### What is expected
Collect the lines of the entries where "From" shows up.
══ Data records ══
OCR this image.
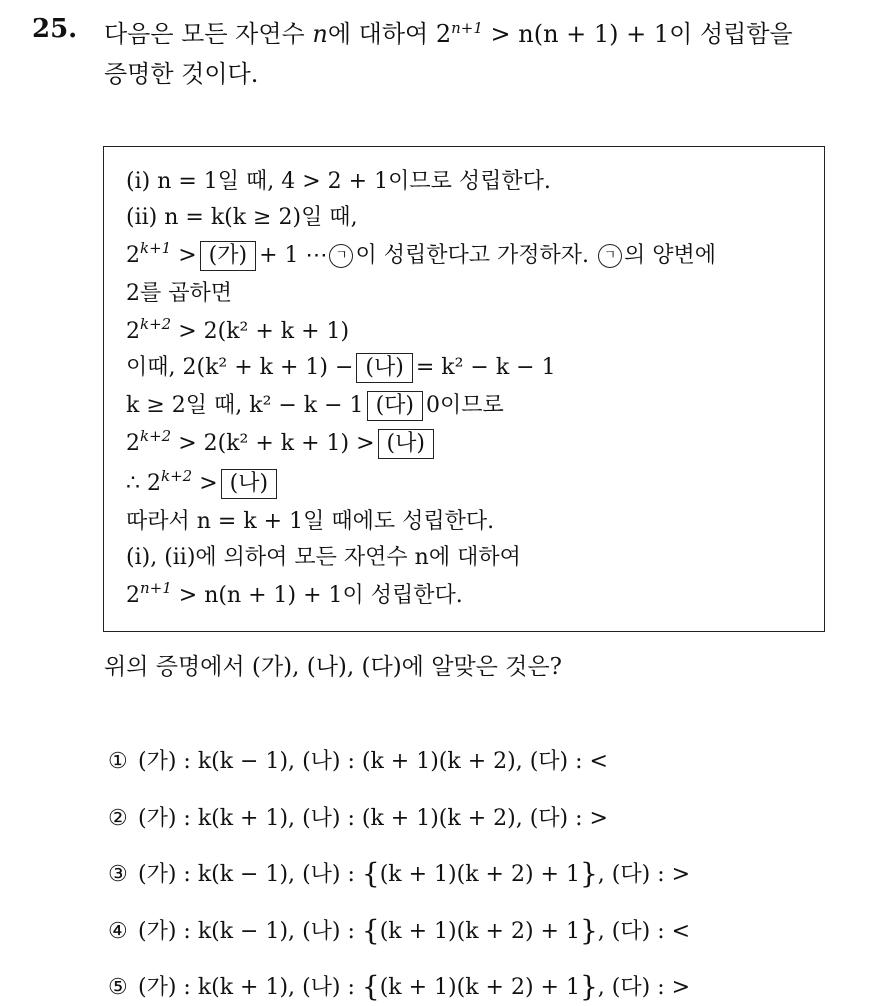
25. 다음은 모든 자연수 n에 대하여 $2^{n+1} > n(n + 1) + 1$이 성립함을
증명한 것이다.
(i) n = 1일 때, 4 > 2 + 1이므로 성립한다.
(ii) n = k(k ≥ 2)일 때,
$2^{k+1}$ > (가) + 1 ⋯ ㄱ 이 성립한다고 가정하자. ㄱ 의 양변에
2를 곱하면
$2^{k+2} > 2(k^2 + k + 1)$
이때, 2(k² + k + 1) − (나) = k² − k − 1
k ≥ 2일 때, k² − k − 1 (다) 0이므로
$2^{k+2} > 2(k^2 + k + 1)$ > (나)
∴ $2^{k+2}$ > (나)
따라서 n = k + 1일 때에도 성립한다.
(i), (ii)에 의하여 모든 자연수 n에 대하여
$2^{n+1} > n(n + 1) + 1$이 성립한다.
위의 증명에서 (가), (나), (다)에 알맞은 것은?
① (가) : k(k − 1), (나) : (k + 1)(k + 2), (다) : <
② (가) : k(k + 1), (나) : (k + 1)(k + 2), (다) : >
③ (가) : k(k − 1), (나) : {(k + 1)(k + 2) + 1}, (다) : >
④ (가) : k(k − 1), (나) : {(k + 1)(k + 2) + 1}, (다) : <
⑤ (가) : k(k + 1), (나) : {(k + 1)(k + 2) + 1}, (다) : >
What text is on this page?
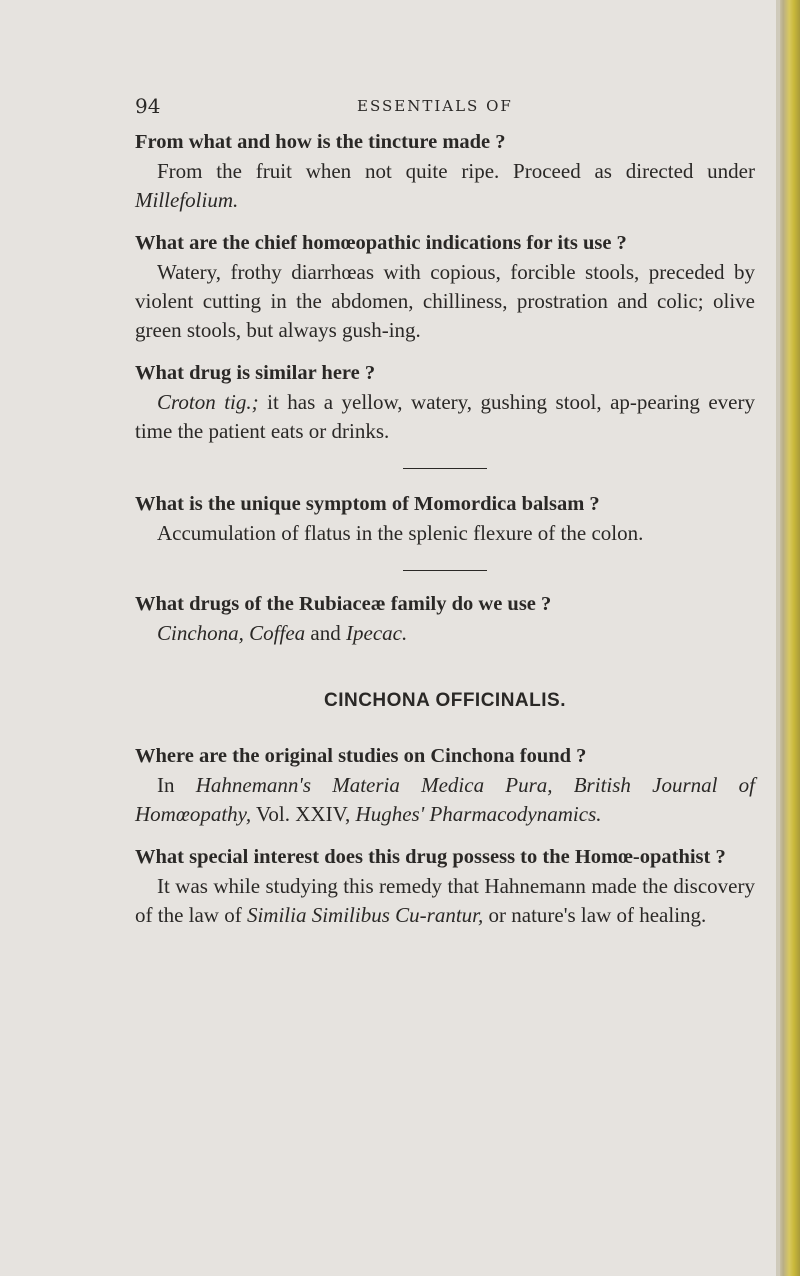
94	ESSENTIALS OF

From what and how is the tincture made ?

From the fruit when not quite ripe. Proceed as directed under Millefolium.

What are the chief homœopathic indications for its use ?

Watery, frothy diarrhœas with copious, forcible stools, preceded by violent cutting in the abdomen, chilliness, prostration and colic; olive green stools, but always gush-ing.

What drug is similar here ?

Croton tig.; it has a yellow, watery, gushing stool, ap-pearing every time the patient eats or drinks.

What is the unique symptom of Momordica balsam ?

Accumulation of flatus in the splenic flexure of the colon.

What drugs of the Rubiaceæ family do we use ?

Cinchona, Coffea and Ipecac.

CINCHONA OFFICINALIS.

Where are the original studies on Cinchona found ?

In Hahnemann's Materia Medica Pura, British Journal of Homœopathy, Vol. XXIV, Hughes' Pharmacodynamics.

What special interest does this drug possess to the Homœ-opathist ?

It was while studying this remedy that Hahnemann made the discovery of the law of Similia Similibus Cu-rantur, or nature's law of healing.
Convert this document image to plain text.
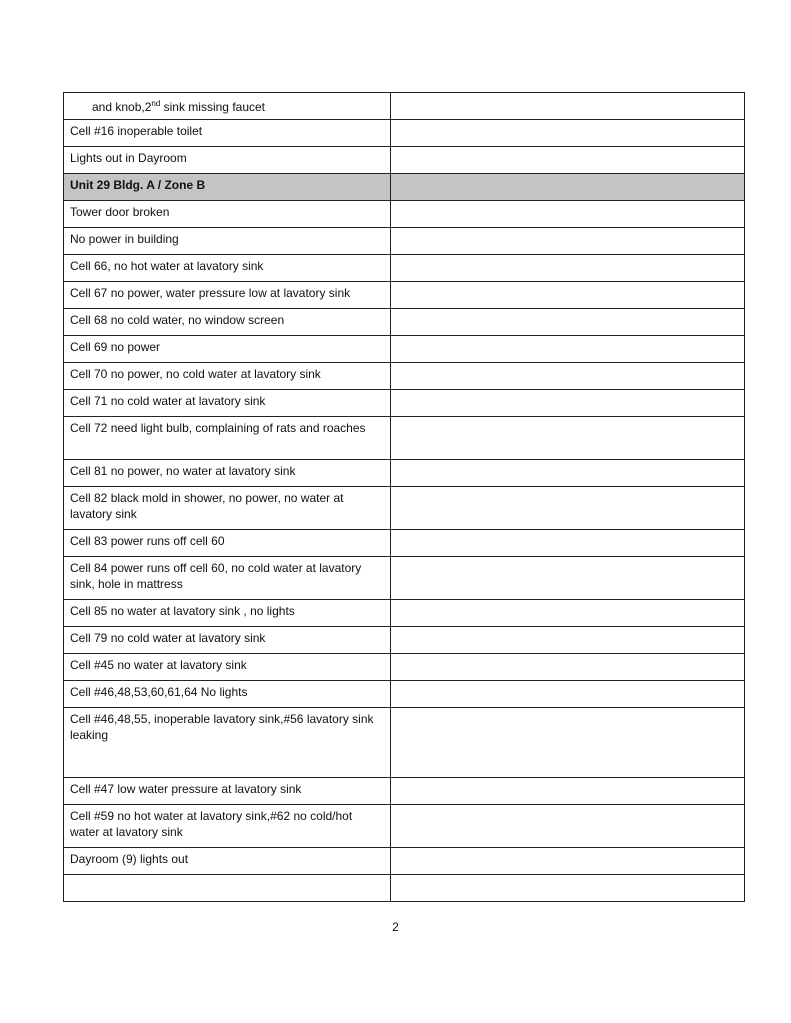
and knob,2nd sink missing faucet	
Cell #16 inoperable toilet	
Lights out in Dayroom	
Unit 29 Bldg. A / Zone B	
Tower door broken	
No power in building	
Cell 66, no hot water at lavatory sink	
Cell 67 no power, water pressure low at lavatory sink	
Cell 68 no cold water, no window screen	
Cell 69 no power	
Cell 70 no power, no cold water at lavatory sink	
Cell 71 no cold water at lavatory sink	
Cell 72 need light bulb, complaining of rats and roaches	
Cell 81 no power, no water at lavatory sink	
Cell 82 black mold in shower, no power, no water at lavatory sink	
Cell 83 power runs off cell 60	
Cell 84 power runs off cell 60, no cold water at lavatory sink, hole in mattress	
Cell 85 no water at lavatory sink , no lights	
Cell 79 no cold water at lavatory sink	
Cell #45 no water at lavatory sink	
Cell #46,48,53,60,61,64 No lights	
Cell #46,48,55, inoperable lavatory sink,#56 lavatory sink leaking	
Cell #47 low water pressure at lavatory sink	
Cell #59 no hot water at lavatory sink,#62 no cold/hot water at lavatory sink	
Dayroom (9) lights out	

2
═══
### Answer in full
From what and how is the tincture made ?
From the fruit when not quite ripe. Proceed as directed under Millefolium.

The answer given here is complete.